→ Goal of the exercise
Copy each line of the records that holds the string "your".

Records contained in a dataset
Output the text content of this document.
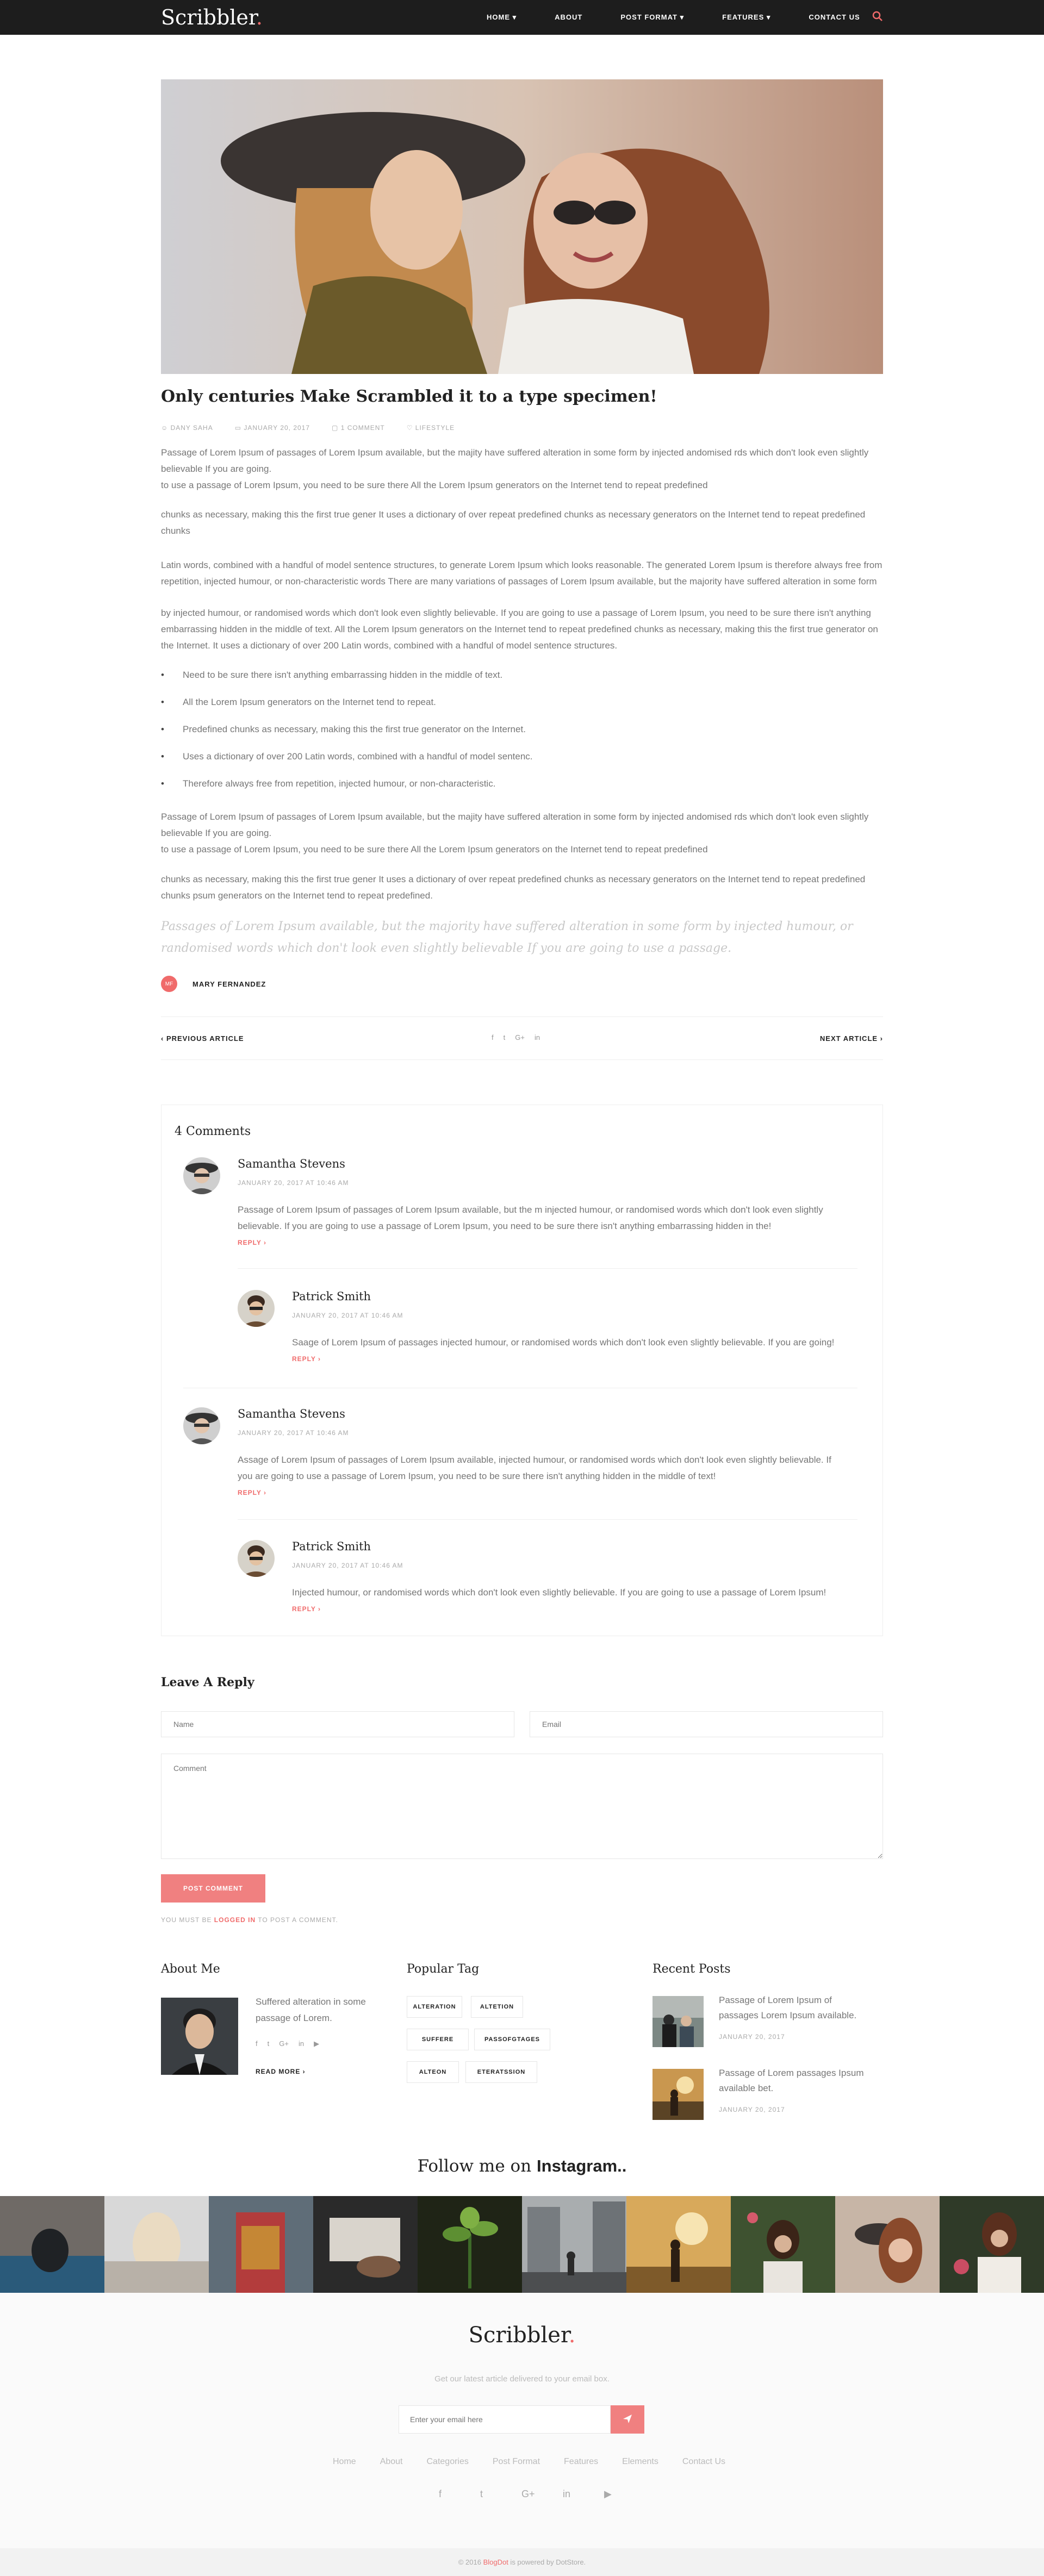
Scribbler.	HOME ▾	ABOUT	POST FORMAT ▾	FEATURES ▾	CONTACT US
Only centuries Make Scrambled it to a type specimen!
☺ DANY SAHA	▭ JANUARY 20, 2017	▢ 1 COMMENT	♡ LIFESTYLE

Passage of Lorem Ipsum of passages of Lorem Ipsum available, but the majity have suffered alteration in some form by injected andomised rds which don't look even slightly believable If you are going.
to use a passage of Lorem Ipsum, you need to be sure there All the Lorem Ipsum generators on the Internet tend to repeat predefined

chunks as necessary, making this the first true gener It uses a dictionary of over repeat predefined chunks as necessary generators on the Internet tend to repeat predefined chunks

Latin words, combined with a handful of model sentence structures, to generate Lorem Ipsum which looks reasonable. The generated Lorem Ipsum is therefore always free from repetition, injected humour, or non-characteristic words There are many variations of passages of Lorem Ipsum available, but the majority have suffered alteration in some form

by injected humour, or randomised words which don't look even slightly believable. If you are going to use a passage of Lorem Ipsum, you need to be sure there isn't anything embarrassing hidden in the middle of text. All the Lorem Ipsum generators on the Internet tend to repeat predefined chunks as necessary, making this the first true generator on the Internet. It uses a dictionary of over 200 Latin words, combined with a handful of model sentence structures.

• Need to be sure there isn't anything embarrassing hidden in the middle of text.
• All the Lorem Ipsum generators on the Internet tend to repeat.
• Predefined chunks as necessary, making this the first true generator on the Internet.
• Uses a dictionary of over 200 Latin words, combined with a handful of model sentenc.
• Therefore always free from repetition, injected humour, or non-characteristic.

Passage of Lorem Ipsum of passages of Lorem Ipsum available, but the majity have suffered alteration in some form by injected andomised rds which don't look even slightly believable If you are going.
to use a passage of Lorem Ipsum, you need to be sure there All the Lorem Ipsum generators on the Internet tend to repeat predefined

chunks as necessary, making this the first true gener It uses a dictionary of over repeat predefined chunks as necessary generators on the Internet tend to repeat predefined chunks psum generators on the Internet tend to repeat predefined.

Passages of Lorem Ipsum available, but the majority have suffered alteration in some form by injected humour, or randomised words which don't look even slightly believable If you are going to use a passage.

MF	MARY FERNANDEZ
‹ PREVIOUS ARTICLE	f t G+ in	NEXT ARTICLE ›
4 Comments
Samantha Stevens
JANUARY 20, 2017 AT 10:46 AM
Passage of Lorem Ipsum of passages of Lorem Ipsum available, but the m injected humour, or randomised words which don't look even slightly believable. If you are going to use a passage of Lorem Ipsum, you need to be sure there isn't anything embarrassing hidden in the!
REPLY ›
Patrick Smith
JANUARY 20, 2017 AT 10:46 AM
Saage of Lorem Ipsum of passages injected humour, or randomised words which don't look even slightly believable. If you are going!
REPLY ›
Samantha Stevens
JANUARY 20, 2017 AT 10:46 AM
Assage of Lorem Ipsum of passages of Lorem Ipsum available, injected humour, or randomised words which don't look even slightly believable. If you are going to use a passage of Lorem Ipsum, you need to be sure there isn't anything hidden in the middle of text!
REPLY ›
Patrick Smith
JANUARY 20, 2017 AT 10:46 AM
Injected humour, or randomised words which don't look even slightly believable. If you are going to use a passage of Lorem Ipsum!
REPLY ›
Leave A Reply
Name
Email
Comment
POST COMMENT
YOU MUST BE LOGGED IN TO POST A COMMENT.
About Me

Suffered alteration in some passage of Lorem.

f t G+ in ▶
READ MORE ›
Popular Tag
ALTERATION	ALTETION
SUFFERE	PASSOFGTAGES
ALTEON	ETERATSSION
Recent Posts

Passage of Lorem Ipsum of passages Lorem Ipsum available.

JANUARY 20, 2017

Passage of Lorem passages Ipsum available bet.

JANUARY 20, 2017
Follow me on Instagram..
Scribbler.
Get our latest article delivered to your email box.
Enter your email here
Home	About	Categories	Post Format	Features	Elements	Contact Us
f	t	G+	in	▶
© 2016 BlogDot is powered by DotStore.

→ The answer
Get our latest article delivered to your email box.
Enter your email here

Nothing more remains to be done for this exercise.